(EXERCISE DETAILS) Each entry must be given again exactly; images do not belong in the copy.

Collected data:
^^^^^^^^
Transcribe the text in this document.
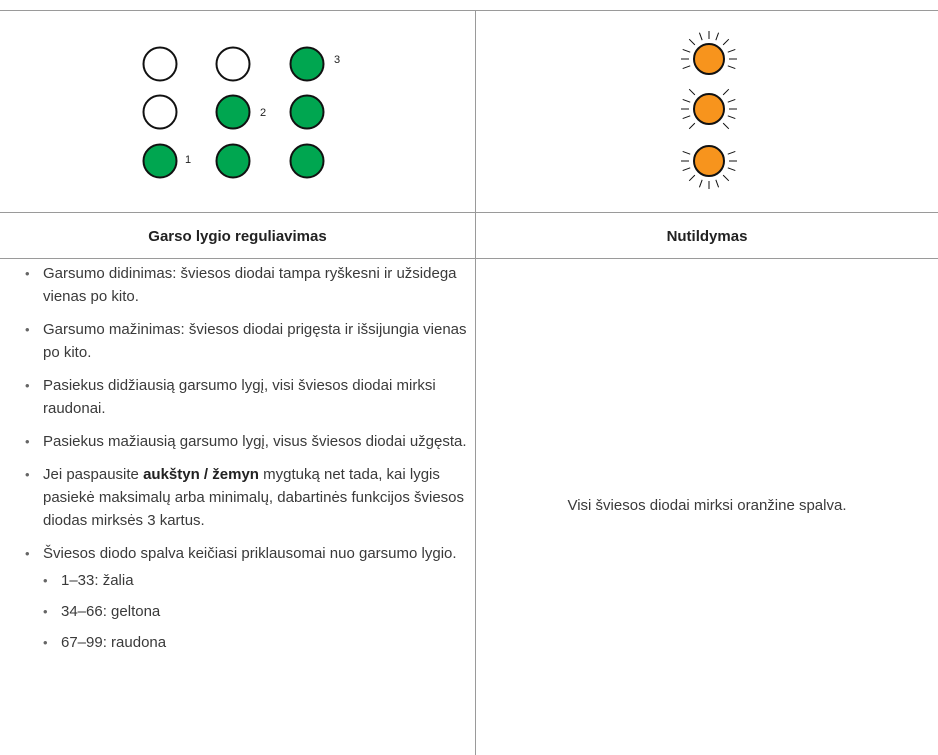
3
2
1
Garso lygio reguliavimas	Nutildymas
• Garsumo didinimas: šviesos diodai tampa ryškesni ir užsidega vienas po kito.
• Garsumo mažinimas: šviesos diodai prigęsta ir išsijungia vienas po kito.
• Pasiekus didžiausią garsumo lygį, visi šviesos diodai mirksi raudonai.
• Pasiekus mažiausią garsumo lygį, visus šviesos diodai užgęsta.
• Jei paspausite aukštyn / žemyn mygtuką net tada, kai lygis pasiekė maksimalų arba minimalų, dabartinės funkcijos šviesos diodas mirksės 3 kartus.
• Šviesos diodo spalva keičiasi priklausomai nuo garsumo lygio.
• 1–33: žalia
• 34–66: geltona
• 67–99: raudona
Visi šviesos diodai mirksi oranžine spalva.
^^^^^^^^
(REPLY)
Transcribe the text in this document.
3
2
1
Garso lygio reguliavimas	Nutildymas
• Garsumo didinimas: šviesos diodai tampa ryškesni ir užsidega vienas po kito.
• Garsumo mažinimas: šviesos diodai prigęsta ir išsijungia vienas po kito.
• Pasiekus didžiausią garsumo lygį, visi šviesos diodai mirksi raudonai.
• Pasiekus mažiausią garsumo lygį, visus šviesos diodai užgęsta.
• Jei paspausite aukštyn / žemyn mygtuką net tada, kai lygis pasiekė maksimalų arba minimalų, dabartinės funkcijos šviesos diodas mirksės 3 kartus.
• Šviesos diodo spalva keičiasi priklausomai nuo garsumo lygio.
• 1–33: žalia
• 34–66: geltona
• 67–99: raudona
Visi šviesos diodai mirksi oranžine spalva.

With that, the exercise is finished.